====== Data section
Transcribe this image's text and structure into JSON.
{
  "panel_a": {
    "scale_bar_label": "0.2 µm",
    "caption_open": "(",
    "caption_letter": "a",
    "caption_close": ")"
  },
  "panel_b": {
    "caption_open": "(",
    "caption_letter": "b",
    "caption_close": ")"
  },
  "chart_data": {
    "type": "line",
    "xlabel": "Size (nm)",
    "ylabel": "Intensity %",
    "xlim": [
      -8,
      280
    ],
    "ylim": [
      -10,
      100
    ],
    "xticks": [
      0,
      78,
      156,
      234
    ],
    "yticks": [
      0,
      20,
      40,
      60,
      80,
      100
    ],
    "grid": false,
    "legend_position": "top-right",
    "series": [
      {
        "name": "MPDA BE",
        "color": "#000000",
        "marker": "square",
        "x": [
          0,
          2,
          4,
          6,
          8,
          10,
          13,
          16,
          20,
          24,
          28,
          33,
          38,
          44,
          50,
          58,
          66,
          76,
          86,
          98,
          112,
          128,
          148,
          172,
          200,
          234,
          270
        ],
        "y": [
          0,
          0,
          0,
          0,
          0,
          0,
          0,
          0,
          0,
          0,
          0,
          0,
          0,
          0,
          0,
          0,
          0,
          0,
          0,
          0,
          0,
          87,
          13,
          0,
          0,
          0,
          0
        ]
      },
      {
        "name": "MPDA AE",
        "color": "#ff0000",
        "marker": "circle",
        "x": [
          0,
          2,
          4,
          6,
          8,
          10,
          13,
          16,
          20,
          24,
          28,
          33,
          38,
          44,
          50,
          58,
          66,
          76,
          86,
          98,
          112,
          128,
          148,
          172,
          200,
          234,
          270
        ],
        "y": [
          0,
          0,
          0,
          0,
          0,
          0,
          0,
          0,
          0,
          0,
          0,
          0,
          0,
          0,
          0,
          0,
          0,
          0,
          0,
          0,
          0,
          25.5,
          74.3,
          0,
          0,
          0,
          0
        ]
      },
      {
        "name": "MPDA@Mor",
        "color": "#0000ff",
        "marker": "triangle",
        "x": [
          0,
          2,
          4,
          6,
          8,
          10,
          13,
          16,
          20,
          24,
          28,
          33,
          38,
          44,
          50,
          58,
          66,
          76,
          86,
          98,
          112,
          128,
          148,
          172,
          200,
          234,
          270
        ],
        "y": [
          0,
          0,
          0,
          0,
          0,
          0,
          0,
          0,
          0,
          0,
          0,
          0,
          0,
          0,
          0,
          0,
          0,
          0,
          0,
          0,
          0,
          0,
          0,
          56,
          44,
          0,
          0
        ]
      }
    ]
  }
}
============
* [Problem description]: Retype the material in full. Each word must match.

* [Solved exercise]:
Transcribe this image's text and structure into JSON.
{
  "panel_a": {
    "scale_bar_label": "0.2 µm",
    "caption_open": "(",
    "caption_letter": "a",
    "caption_close": ")"
  },
  "panel_b": {
    "caption_open": "(",
    "caption_letter": "b",
    "caption_close": ")"
  },
  "chart_data": {
    "type": "line",
    "xlabel": "Size (nm)",
    "ylabel": "Intensity %",
    "xlim": [
      -8,
      280
    ],
    "ylim": [
      -10,
      100
    ],
    "xticks": [
      0,
      78,
      156,
      234
    ],
    "yticks": [
      0,
      20,
      40,
      60,
      80,
      100
    ],
    "grid": false,
    "legend_position": "top-right",
    "series": [
      {
        "name": "MPDA BE",
        "color": "#000000",
        "marker": "square",
        "x": [
          0,
          2,
          4,
          6,
          8,
          10,
          13,
          16,
          20,
          24,
          28,
          33,
          38,
          44,
          50,
          58,
          66,
          76,
          86,
          98,
          112,
          128,
          148,
          172,
          200,
          234,
          270
        ],
        "y": [
          0,
          0,
          0,
          0,
          0,
          0,
          0,
          0,
          0,
          0,
          0,
          0,
          0,
          0,
          0,
          0,
          0,
          0,
          0,
          0,
          0,
          87,
          13,
          0,
          0,
          0,
          0
        ]
      },
      {
        "name": "MPDA AE",
        "color": "#ff0000",
        "marker": "circle",
        "x": [
          0,
          2,
          4,
          6,
          8,
          10,
          13,
          16,
          20,
          24,
          28,
          33,
          38,
          44,
          50,
          58,
          66,
          76,
          86,
          98,
          112,
          128,
          148,
          172,
          200,
          234,
          270
        ],
        "y": [
          0,
          0,
          0,
          0,
          0,
          0,
          0,
          0,
          0,
          0,
          0,
          0,
          0,
          0,
          0,
          0,
          0,
          0,
          0,
          0,
          0,
          25.5,
          74.3,
          0,
          0,
          0,
          0
        ]
      },
      {
        "name": "MPDA@Mor",
        "color": "#0000ff",
        "marker": "triangle",
        "x": [
          0,
          2,
          4,
          6,
          8,
          10,
          13,
          16,
          20,
          24,
          28,
          33,
          38,
          44,
          50,
          58,
          66,
          76,
          86,
          98,
          112,
          128,
          148,
          172,
          200,
          234,
          270
        ],
        "y": [
          0,
          0,
          0,
          0,
          0,
          0,
          0,
          0,
          0,
          0,
          0,
          0,
          0,
          0,
          0,
          0,
          0,
          0,
          0,
          0,
          0,
          0,
          0,
          56,
          44,
          0,
          0
        ]
      }
    ]
  }
}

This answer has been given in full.